> _Exercise inputs_:
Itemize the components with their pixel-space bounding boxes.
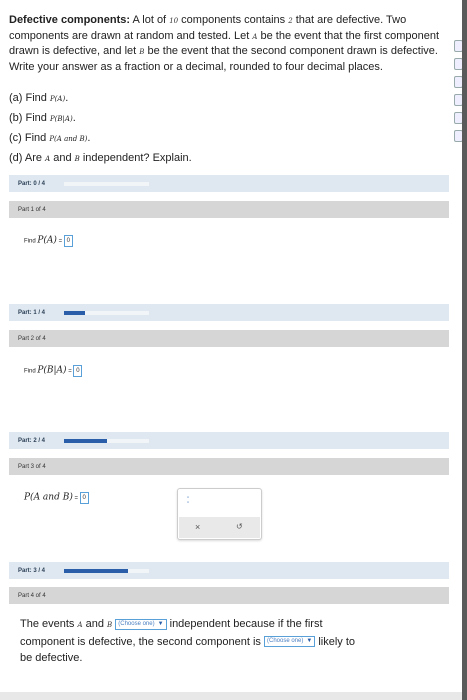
find-label: Find: [24, 368, 36, 375]
part-2-equation: Find P(B|A) = 0: [24, 365, 83, 377]
question-d: (d) Are A and B independent? Explain.: [9, 148, 192, 168]
progress-label: Part: 0 / 4: [18, 181, 46, 187]
event-a-symbol: A: [77, 621, 83, 629]
equals-sign: =: [68, 368, 72, 375]
find-label: Find: [24, 238, 36, 245]
side-toolbar: [454, 40, 463, 148]
question-c: (c) Find P(A and B).: [9, 128, 192, 148]
math-palette: ▫ ▫ × ↺: [177, 488, 262, 540]
answer-input[interactable]: 0: [79, 492, 89, 504]
statement-text: The events: [20, 618, 75, 630]
question-label: (b) Find: [9, 112, 47, 124]
progress-track: [64, 182, 149, 186]
problem-title: Defective components:: [9, 14, 131, 26]
defective-count: 2: [288, 17, 293, 25]
part-header: Part 1 of 4: [9, 201, 449, 218]
question-a: (a) Find P(A).: [9, 88, 192, 108]
chevron-down-icon: ▼: [306, 638, 313, 645]
progress-fill: [64, 439, 107, 443]
part-progress-bar: Part: 1 / 4: [9, 304, 449, 321]
part-progress-bar: Part: 2 / 4: [9, 432, 449, 449]
progress-track: [64, 569, 149, 573]
assignment-page: Defective components: A lot of 10 compon…: [0, 0, 462, 700]
clear-button[interactable]: ×: [195, 522, 200, 532]
answer-input[interactable]: 0: [73, 365, 83, 377]
palette-controls: × ↺: [179, 517, 260, 538]
part-progress-bar: Part: 3 / 4: [9, 562, 449, 579]
part-header-label: Part 1 of 4: [18, 207, 46, 213]
problem-text: A lot of: [132, 14, 167, 26]
question-expr: P(A): [49, 95, 66, 103]
expression: P(A and B): [24, 492, 73, 503]
question-expr: B: [74, 155, 80, 163]
event-b-symbol: B: [107, 621, 113, 629]
equals-sign: =: [58, 238, 63, 245]
question-label: (d) Are: [9, 152, 43, 164]
part-header: Part 4 of 4: [9, 587, 449, 604]
part-3-equation: P(A and B) = 0: [24, 492, 89, 504]
likelihood-select[interactable]: (Choose one) ▼: [263, 636, 316, 648]
progress-track: [64, 311, 149, 315]
chevron-down-icon: ▼: [157, 620, 164, 627]
part-4-statement: The events A and B (Choose one) ▼ indepen…: [20, 616, 360, 667]
part-progress-bar: Part: 0 / 4: [9, 175, 449, 192]
part-header-label: Part 3 of 4: [18, 464, 46, 470]
question-expr: P(A and B): [49, 135, 88, 143]
part-header: Part 3 of 4: [9, 458, 449, 475]
progress-label: Part: 2 / 4: [18, 438, 46, 444]
question-list: (a) Find P(A). (b) Find P(B|A). (c) Find…: [9, 88, 192, 168]
select-value: (Choose one): [118, 620, 155, 627]
question-mid: and: [53, 152, 72, 164]
problem-statement: Defective components: A lot of 10 compon…: [9, 13, 449, 74]
progress-label: Part: 3 / 4: [18, 568, 46, 574]
total-count: 10: [169, 17, 179, 25]
question-label: (a) Find: [9, 92, 47, 104]
part-1-equation: Find P(A) = 0: [24, 235, 73, 247]
statement-text: and: [85, 618, 104, 630]
part-header-label: Part 2 of 4: [18, 336, 46, 342]
question-expr: A: [45, 155, 51, 163]
bottom-bar: [0, 692, 462, 700]
question-tail: .: [65, 92, 69, 104]
undo-button[interactable]: ↺: [236, 522, 243, 531]
event-b-symbol: B: [139, 48, 145, 56]
part-header-label: Part 4 of 4: [18, 593, 46, 599]
question-tail: .: [72, 112, 76, 124]
fraction-icon[interactable]: ▫ ▫: [187, 495, 192, 506]
question-tail: .: [87, 132, 91, 144]
progress-fill: [64, 311, 86, 315]
answer-input[interactable]: 0: [63, 235, 73, 247]
independence-select[interactable]: (Choose one) ▼: [115, 618, 167, 630]
problem-text: components contains: [181, 14, 286, 26]
progress-label: Part: 1 / 4: [18, 310, 46, 316]
window-edge: [462, 0, 467, 700]
progress-track: [64, 439, 149, 443]
equals-sign: =: [74, 495, 79, 502]
question-label: (c) Find: [9, 132, 47, 144]
question-expr: P(B|A): [49, 115, 73, 123]
question-b: (b) Find P(B|A).: [9, 108, 192, 128]
question-tail: independent? Explain.: [82, 152, 192, 164]
part-header: Part 2 of 4: [9, 330, 449, 347]
expression: P(B|A): [37, 365, 67, 376]
expression: P(A): [37, 235, 57, 246]
event-a-symbol: A: [252, 32, 258, 41]
progress-fill: [64, 569, 128, 573]
select-value: (Choose one): [266, 638, 304, 645]
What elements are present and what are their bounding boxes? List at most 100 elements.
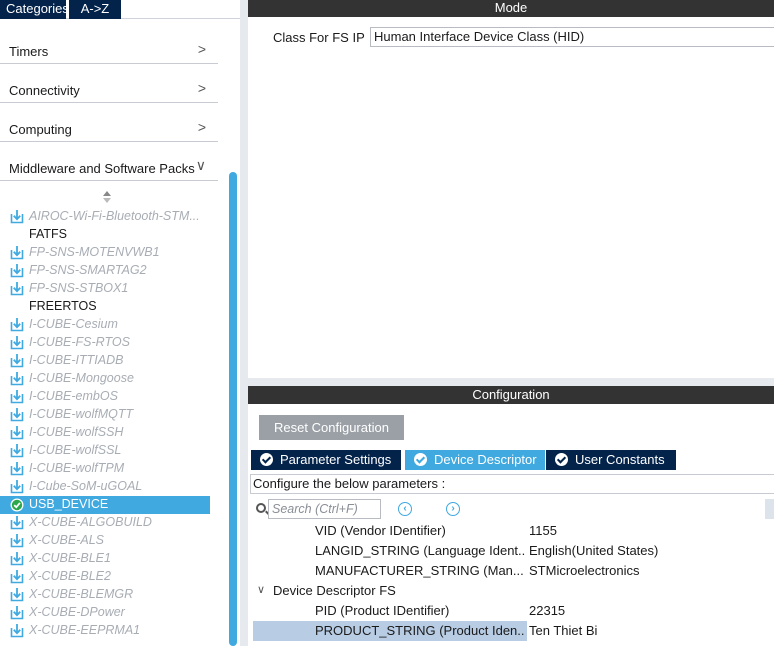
tab-user-constants[interactable]: User Constants <box>546 450 676 470</box>
search-icon <box>256 503 266 513</box>
check-circle-icon <box>260 453 273 466</box>
pack-label: X-CUBE-BLE1 <box>29 551 111 565</box>
chevron-right-icon: > <box>197 119 206 135</box>
pack-item[interactable]: I-Cube-SoM-uGOAL <box>0 478 210 496</box>
download-icon <box>10 390 24 404</box>
pack-item[interactable]: AIROC-Wi-Fi-Bluetooth-STM... <box>0 208 210 226</box>
left-panel: Categories A->Z Timers > Connectivity > … <box>0 0 240 646</box>
chevron-down-icon: ∨ <box>257 584 266 596</box>
configure-hint: Configure the below parameters : <box>250 474 774 494</box>
download-icon <box>10 336 24 350</box>
category-computing[interactable]: Computing > <box>0 103 218 142</box>
tab-label: User Constants <box>575 452 665 467</box>
parameter-value[interactable]: Ten Thiet Bi <box>529 623 597 638</box>
pack-item[interactable]: FP-SNS-MOTENVWB1 <box>0 244 210 262</box>
pack-item[interactable]: I-CUBE-embOS <box>0 388 210 406</box>
download-icon <box>10 264 24 278</box>
chevron-right-icon: > <box>197 41 206 57</box>
sort-icon[interactable] <box>101 191 113 205</box>
pack-item[interactable]: I-CUBE-wolfSSL <box>0 442 210 460</box>
configuration-header: Configuration <box>248 386 774 404</box>
pack-item[interactable]: I-CUBE-Cesium <box>0 316 210 334</box>
parameter-name: VID (Vendor IDentifier) <box>315 523 446 538</box>
parameter-value: STMicroelectronics <box>529 563 640 578</box>
tab-categories[interactable]: Categories <box>0 0 69 19</box>
parameter-row[interactable]: PID (Product IDentifier) 22315 <box>253 601 774 621</box>
pack-item[interactable]: X-CUBE-BLE2 <box>0 568 210 586</box>
category-middleware[interactable]: Middleware and Software Packs ∨ <box>0 142 218 181</box>
parameter-row[interactable]: MANUFACTURER_STRING (Man... STMicroelect… <box>253 561 774 581</box>
category-timers[interactable]: Timers > <box>0 25 218 64</box>
tab-device-descriptor[interactable]: Device Descriptor <box>405 450 545 470</box>
category-label: Middleware and Software Packs <box>9 161 195 176</box>
pack-item[interactable]: X-CUBE-BLE1 <box>0 550 210 568</box>
download-icon <box>10 516 24 530</box>
download-icon <box>10 570 24 584</box>
pane-divider-horizontal[interactable] <box>248 378 774 386</box>
pack-item[interactable]: FATFS <box>0 226 210 244</box>
pack-item[interactable]: X-CUBE-EEPRMA1 <box>0 622 210 640</box>
chevron-right-icon: > <box>197 80 206 96</box>
pack-label: I-CUBE-wolfSSL <box>29 443 122 457</box>
download-icon <box>10 588 24 602</box>
pack-item[interactable]: USB_DEVICE <box>0 496 210 514</box>
pack-item[interactable]: I-CUBE-wolfSSH <box>0 424 210 442</box>
pack-item[interactable]: FREERTOS <box>0 298 210 316</box>
pack-item[interactable]: FP-SNS-SMARTAG2 <box>0 262 210 280</box>
sort-down-icon <box>103 198 111 203</box>
pack-label: I-CUBE-Mongoose <box>29 371 134 385</box>
pack-label: FREERTOS <box>29 299 97 313</box>
pack-item[interactable]: I-CUBE-wolfTPM <box>0 460 210 478</box>
pack-label: X-CUBE-EEPRMA1 <box>29 623 141 637</box>
tab-parameter-settings[interactable]: Parameter Settings <box>251 450 401 470</box>
download-icon <box>10 426 24 440</box>
download-icon <box>10 408 24 422</box>
mode-header: Mode <box>248 0 774 17</box>
pane-divider[interactable] <box>240 0 248 646</box>
parameter-value: 22315 <box>529 603 566 618</box>
class-for-fs-ip-select[interactable]: Human Interface Device Class (HID) <box>370 27 774 47</box>
left-scrollbar[interactable] <box>229 172 237 646</box>
pack-label: FP-SNS-STBOX1 <box>29 281 129 295</box>
right-scrollbar[interactable] <box>765 499 774 519</box>
pack-label: X-CUBE-DPower <box>29 605 125 619</box>
parameter-row[interactable]: LANGID_STRING (Language Ident... English… <box>253 541 774 561</box>
tab-label: Device Descriptor <box>434 452 537 467</box>
pack-item[interactable]: X-CUBE-ALS <box>0 532 210 550</box>
parameter-group[interactable]: ∨ Device Descriptor FS <box>253 581 774 601</box>
download-icon <box>10 480 24 494</box>
download-icon <box>10 462 24 476</box>
next-match-button[interactable]: › <box>446 502 460 516</box>
download-icon <box>10 210 24 224</box>
download-icon <box>10 534 24 548</box>
pack-item[interactable]: I-CUBE-Mongoose <box>0 370 210 388</box>
sort-up-icon <box>103 191 111 196</box>
pack-label: I-CUBE-embOS <box>29 389 118 403</box>
search-input[interactable] <box>268 499 381 519</box>
parameter-name: PRODUCT_STRING (Product Iden... <box>315 623 525 638</box>
pack-item[interactable]: X-CUBE-ALGOBUILD <box>0 514 210 532</box>
reset-configuration-button[interactable]: Reset Configuration <box>259 415 404 440</box>
pack-item[interactable]: X-CUBE-DPower <box>0 604 210 622</box>
pack-label: I-CUBE-wolfSSH <box>29 425 124 439</box>
pack-item[interactable]: FP-SNS-STBOX1 <box>0 280 210 298</box>
parameter-row-selected[interactable]: PRODUCT_STRING (Product Iden... Ten Thie… <box>253 621 774 641</box>
pack-item[interactable]: I-CUBE-FS-RTOS <box>0 334 210 352</box>
pack-label: I-CUBE-wolfTPM <box>29 461 125 475</box>
check-circle-icon <box>10 498 24 512</box>
parameter-name: MANUFACTURER_STRING (Man... <box>315 563 524 578</box>
category-connectivity[interactable]: Connectivity > <box>0 64 218 103</box>
tab-a-to-z[interactable]: A->Z <box>69 0 121 19</box>
pack-label: I-CUBE-wolfMQTT <box>29 407 134 421</box>
pack-label: X-CUBE-ALS <box>29 533 105 547</box>
parameter-row[interactable]: VID (Vendor IDentifier) 1155 <box>253 521 774 541</box>
pack-label: I-CUBE-FS-RTOS <box>29 335 130 349</box>
pack-item[interactable]: X-CUBE-BLEMGR <box>0 586 210 604</box>
previous-match-button[interactable]: ‹ <box>398 502 412 516</box>
pack-label: X-CUBE-BLEMGR <box>29 587 134 601</box>
pack-item[interactable]: I-CUBE-wolfMQTT <box>0 406 210 424</box>
download-icon <box>10 444 24 458</box>
class-for-fs-ip-label: Class For FS IP <box>273 30 365 45</box>
pack-item[interactable]: I-CUBE-ITTIADB <box>0 352 210 370</box>
category-label: Connectivity <box>9 83 80 98</box>
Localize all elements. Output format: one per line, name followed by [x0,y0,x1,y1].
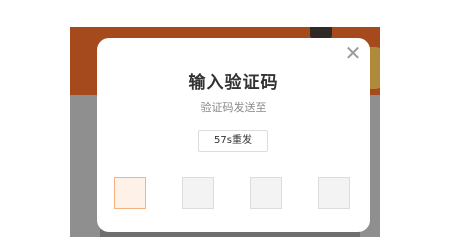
code-input-row [114,177,354,211]
code-digit-1[interactable] [114,177,146,209]
close-icon[interactable]: ✕ [344,42,362,64]
dialog-title: 输入验证码 [188,73,279,93]
verification-dialog: ✕ 输入验证码 验证码发送至 57s重发 [97,38,370,232]
code-digit-3[interactable] [250,177,282,209]
resend-button[interactable]: 57s重发 [198,130,268,152]
dialog-subtitle: 验证码发送至 [200,101,267,114]
code-digit-2[interactable] [182,177,214,209]
code-digit-4[interactable] [318,177,350,209]
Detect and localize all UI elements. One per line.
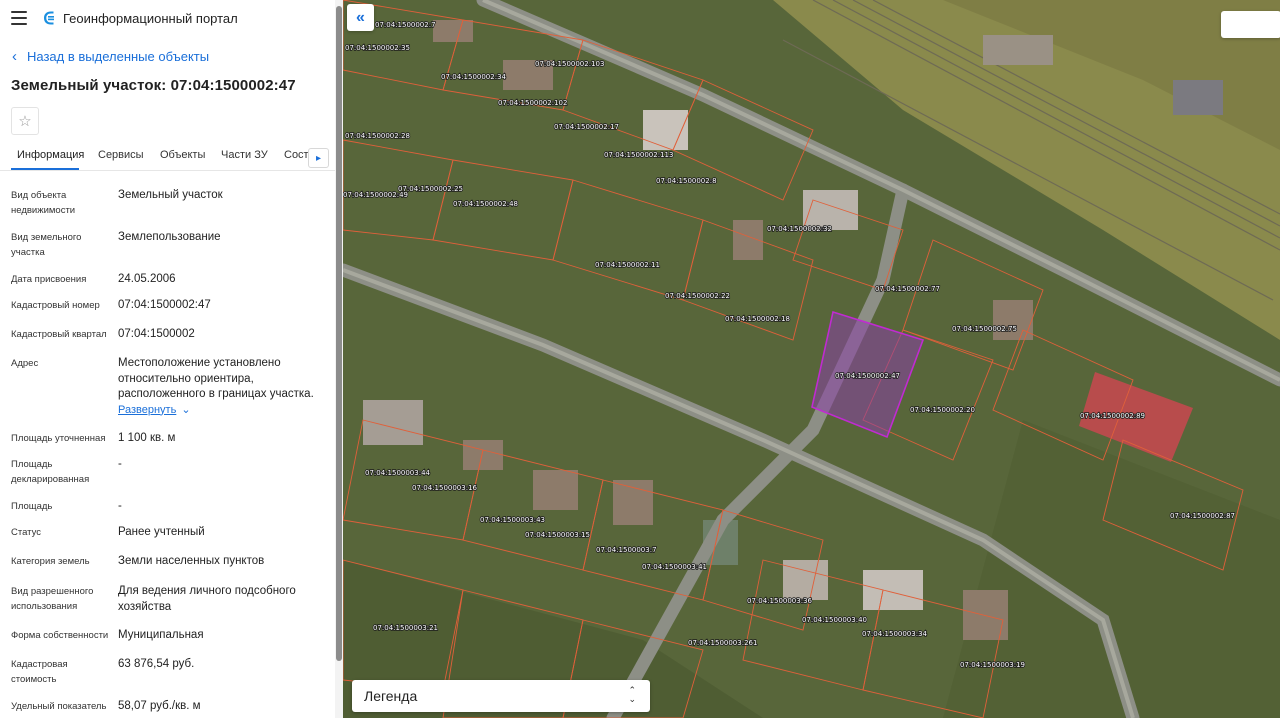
parcel-label: 07:04:1500002:7 (375, 21, 436, 29)
top-bar: Геоинформационный портал (0, 0, 343, 36)
property-label: Вид объекта недвижимости (11, 190, 76, 216)
property-value: 24.05.2006 (118, 273, 176, 285)
chevron-down-icon: ⌄ (181, 403, 191, 416)
panel-scrollbar[interactable] (335, 0, 343, 718)
parcel-label: 07:04:1500002:20 (910, 406, 975, 414)
parcel-label: 07:04:1500002:103 (535, 60, 604, 68)
parcel-label: 07:04:1500002:87 (1170, 512, 1235, 520)
parcel-label: 07:04:1500002:75 (952, 325, 1017, 333)
parcel-label: 07:04:1500002:18 (725, 315, 790, 323)
favorite-button[interactable]: ☆ (11, 107, 39, 135)
parcel-label: 07:04:1500003:261 (688, 639, 757, 647)
tab-objects[interactable]: Объекты (160, 149, 205, 161)
property-label: Кадастровая стоимость (11, 659, 68, 685)
parcel-label: 07:04:1500003:21 (373, 624, 438, 632)
back-to-selected-link[interactable]: ‹ Назад в выделенные объекты (12, 49, 209, 64)
property-label: Дата присвоения (11, 274, 87, 285)
property-label: Категория земель (11, 556, 90, 567)
property-value: Землепользование (118, 231, 221, 243)
property-value: 07:04:1500002 (118, 328, 195, 340)
parcel-label: 07:04:1500003:7 (596, 546, 657, 554)
property-label: Площадь декларированная (11, 459, 90, 485)
parcel-label: 07:04:1500002:28 (345, 132, 410, 140)
legend-dropdown[interactable]: Легенда ⌃ ⌄ (352, 680, 650, 712)
map-view[interactable]: 07:04:1500002:7 07:04:1500002:35 07:04:1… (343, 0, 1280, 718)
map-control-button[interactable] (1221, 11, 1280, 38)
property-label: Площадь (11, 501, 53, 512)
parcel-label: 07:04:1500002:17 (554, 123, 619, 131)
parcel-label: 07:04:1500003:19 (960, 661, 1025, 669)
tab-bar: Информация Сервисы Объекты Части ЗУ Сост… (0, 143, 343, 171)
property-label: Вид разрешенного использования (11, 586, 94, 612)
property-label: Адрес (11, 358, 39, 369)
parcel-label: 07:04:1500003:40 (802, 616, 867, 624)
portal-logo-icon (44, 11, 54, 25)
parcel-label: 07:04:1500002:47 (835, 372, 900, 380)
parcel-label: 07:04:1500002:48 (453, 200, 518, 208)
parcel-label: 07:04:1500003:43 (480, 516, 545, 524)
property-value: Земли населенных пунктов (118, 555, 265, 567)
property-value: Ранее учтенный (118, 526, 205, 538)
tabs-scroll-right-button[interactable]: ▸ (308, 148, 329, 168)
object-title: Земельный участок: 07:04:1500002:47 (11, 77, 296, 94)
parcel-label: 07:04:1500003:16 (412, 484, 478, 492)
parcel-label: 07:04:1500002:11 (595, 261, 660, 269)
double-chevron-left-icon: « (356, 8, 365, 26)
collapse-panel-button[interactable]: « (347, 4, 374, 31)
caret-right-icon: ▸ (315, 152, 322, 164)
parcel-label: 07:04:1500003:44 (365, 469, 431, 477)
expand-collapse-icon: ⌃ ⌄ (628, 685, 636, 704)
property-value: - (118, 500, 122, 512)
property-label: Вид земельного участка (11, 232, 82, 258)
property-label: Статус (11, 527, 42, 538)
tab-information[interactable]: Информация (17, 149, 84, 161)
parcel-label: 07:04:1500002:113 (604, 151, 673, 159)
property-label: Форма собственности (11, 630, 109, 641)
parcel-label: 07:04:1500003:34 (862, 630, 928, 638)
parcel-label: 07:04:1500002:34 (441, 73, 507, 81)
property-value: Для ведения личного подсобного хозяйства (118, 585, 296, 613)
address-text: Местоположение установлено относительно … (118, 357, 314, 400)
tab-services[interactable]: Сервисы (98, 149, 144, 161)
parcel-label: 07:04:1500003:36 (747, 597, 813, 605)
info-panel: Геоинформационный портал ‹ Назад в выдел… (0, 0, 343, 718)
property-value: 07:04:1500002:47 (118, 299, 211, 311)
expand-address-link[interactable]: Развернуть ⌄ (118, 403, 191, 419)
property-label: Кадастровый номер (11, 300, 100, 311)
property-value: 63 876,54 руб. (118, 658, 195, 670)
chevron-left-icon: ‹ (12, 48, 17, 65)
menu-icon[interactable] (11, 11, 27, 25)
star-icon: ☆ (18, 113, 32, 130)
property-value: Земельный участок (118, 189, 223, 201)
property-value: Муниципальная (118, 629, 204, 641)
expand-link-label: Развернуть (118, 403, 177, 416)
back-link-label: Назад в выделенные объекты (27, 49, 210, 64)
legend-label: Легенда (364, 688, 418, 704)
active-tab-indicator (11, 168, 79, 170)
property-label: Удельный показатель (11, 701, 107, 712)
scrollbar-thumb[interactable] (336, 6, 342, 661)
app-title: Геоинформационный портал (63, 11, 238, 26)
parcel-label: 07:04:1500002:89 (1080, 412, 1145, 420)
parcel-label: 07:04:1500002:22 (665, 292, 730, 300)
parcel-label: 07:04:1500003:15 (525, 531, 590, 539)
tab-land-parts[interactable]: Части ЗУ (221, 149, 268, 161)
property-value: 58,07 руб./кв. м (118, 700, 201, 712)
parcel-label: 07:04:1500002:102 (498, 99, 567, 107)
property-value: 1 100 кв. м (118, 432, 176, 444)
property-label: Площадь уточненная (11, 433, 106, 444)
parcel-label: 07:04:1500002:25 (398, 185, 463, 193)
satellite-map[interactable]: 07:04:1500002:7 07:04:1500002:35 07:04:1… (343, 0, 1280, 718)
parcel-label: 07:04:1500003:41 (642, 563, 707, 571)
parcel-label: 07:04:1500002:35 (345, 44, 410, 52)
parcel-label: 07:04:1500002:8 (656, 177, 717, 185)
property-label: Кадастровый квартал (11, 329, 107, 340)
parcel-label: 07:04:1500002:32 (767, 225, 832, 233)
parcel-label: 07:04:1500002:77 (875, 285, 940, 293)
property-value: - (118, 458, 122, 470)
property-value: Местоположение установлено относительно … (118, 356, 328, 418)
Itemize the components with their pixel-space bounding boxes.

> _Required task_:
Please edit the material starting at the line containing "code-input-row [114,177,354,211]" and ending at the line containing "Detect and localize", replacing "resend-button" with "resend-link" and leaving everything else unchanged. Give back only those lines.

> _Solution_:
code-input-row [114,177,354,211]
code-digit-1[interactable] [114,177,146,209]
close-icon[interactable]: ✕ [344,42,362,64]
dialog-title: 输入验证码 [188,73,279,93]
verification-dialog: ✕ 输入验证码 验证码发送至 57s重发 [97,38,370,232]
code-digit-3[interactable] [250,177,282,209]
resend-link[interactable]: 57s重发 [198,130,268,152]
dialog-subtitle: 验证码发送至 [200,101,267,114]
code-digit-2[interactable] [182,177,214,209]
code-digit-4[interactable] [318,177,350,209]
Detect and localize all UI elements. One per line.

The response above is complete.